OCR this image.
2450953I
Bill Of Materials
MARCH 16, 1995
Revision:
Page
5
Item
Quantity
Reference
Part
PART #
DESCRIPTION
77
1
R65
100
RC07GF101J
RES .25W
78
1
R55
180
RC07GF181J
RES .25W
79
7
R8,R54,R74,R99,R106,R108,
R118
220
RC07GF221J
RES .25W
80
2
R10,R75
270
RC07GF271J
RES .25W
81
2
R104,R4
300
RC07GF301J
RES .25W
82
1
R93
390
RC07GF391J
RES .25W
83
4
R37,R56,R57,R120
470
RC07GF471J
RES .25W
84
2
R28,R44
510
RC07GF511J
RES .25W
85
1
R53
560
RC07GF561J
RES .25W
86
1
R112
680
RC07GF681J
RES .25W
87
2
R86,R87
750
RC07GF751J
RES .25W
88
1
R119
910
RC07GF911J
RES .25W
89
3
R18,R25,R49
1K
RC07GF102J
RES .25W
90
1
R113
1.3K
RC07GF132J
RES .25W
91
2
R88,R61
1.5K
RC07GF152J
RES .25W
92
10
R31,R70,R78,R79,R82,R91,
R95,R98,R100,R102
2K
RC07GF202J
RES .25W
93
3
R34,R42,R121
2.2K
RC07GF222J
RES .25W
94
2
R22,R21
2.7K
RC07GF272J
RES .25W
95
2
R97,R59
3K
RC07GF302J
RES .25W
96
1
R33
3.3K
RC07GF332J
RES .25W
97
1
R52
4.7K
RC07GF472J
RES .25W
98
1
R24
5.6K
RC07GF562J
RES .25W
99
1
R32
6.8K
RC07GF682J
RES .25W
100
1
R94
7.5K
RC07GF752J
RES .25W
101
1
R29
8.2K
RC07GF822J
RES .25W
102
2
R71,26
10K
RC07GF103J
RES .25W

####

WHAT TO PRODUCE: Reproduce all the records precisely.

EXERCISE SOLUTION:
OCR this image.
2450953I
Bill Of Materials
MARCH 16, 1995
Revision:
Page
5
Item
Quantity
Reference
Part
PART #
DESCRIPTION
77
1
R65
100
RC07GF101J
RES .25W
78
1
R55
180
RC07GF181J
RES .25W
79
7
R8,R54,R74,R99,R106,R108,
R118
220
RC07GF221J
RES .25W
80
2
R10,R75
270
RC07GF271J
RES .25W
81
2
R104,R4
300
RC07GF301J
RES .25W
82
1
R93
390
RC07GF391J
RES .25W
83
4
R37,R56,R57,R120
470
RC07GF471J
RES .25W
84
2
R28,R44
510
RC07GF511J
RES .25W
85
1
R53
560
RC07GF561J
RES .25W
86
1
R112
680
RC07GF681J
RES .25W
87
2
R86,R87
750
RC07GF751J
RES .25W
88
1
R119
910
RC07GF911J
RES .25W
89
3
R18,R25,R49
1K
RC07GF102J
RES .25W
90
1
R113
1.3K
RC07GF132J
RES .25W
91
2
R88,R61
1.5K
RC07GF152J
RES .25W
92
10
R31,R70,R78,R79,R82,R91,
R95,R98,R100,R102
2K
RC07GF202J
RES .25W
93
3
R34,R42,R121
2.2K
RC07GF222J
RES .25W
94
2
R22,R21
2.7K
RC07GF272J
RES .25W
95
2
R97,R59
3K
RC07GF302J
RES .25W
96
1
R33
3.3K
RC07GF332J
RES .25W
97
1
R52
4.7K
RC07GF472J
RES .25W
98
1
R24
5.6K
RC07GF562J
RES .25W
99
1
R32
6.8K
RC07GF682J
RES .25W
100
1
R94
7.5K
RC07GF752J
RES .25W
101
1
R29
8.2K
RC07GF822J
RES .25W
102
2
R71,26
10K
RC07GF103J
RES .25W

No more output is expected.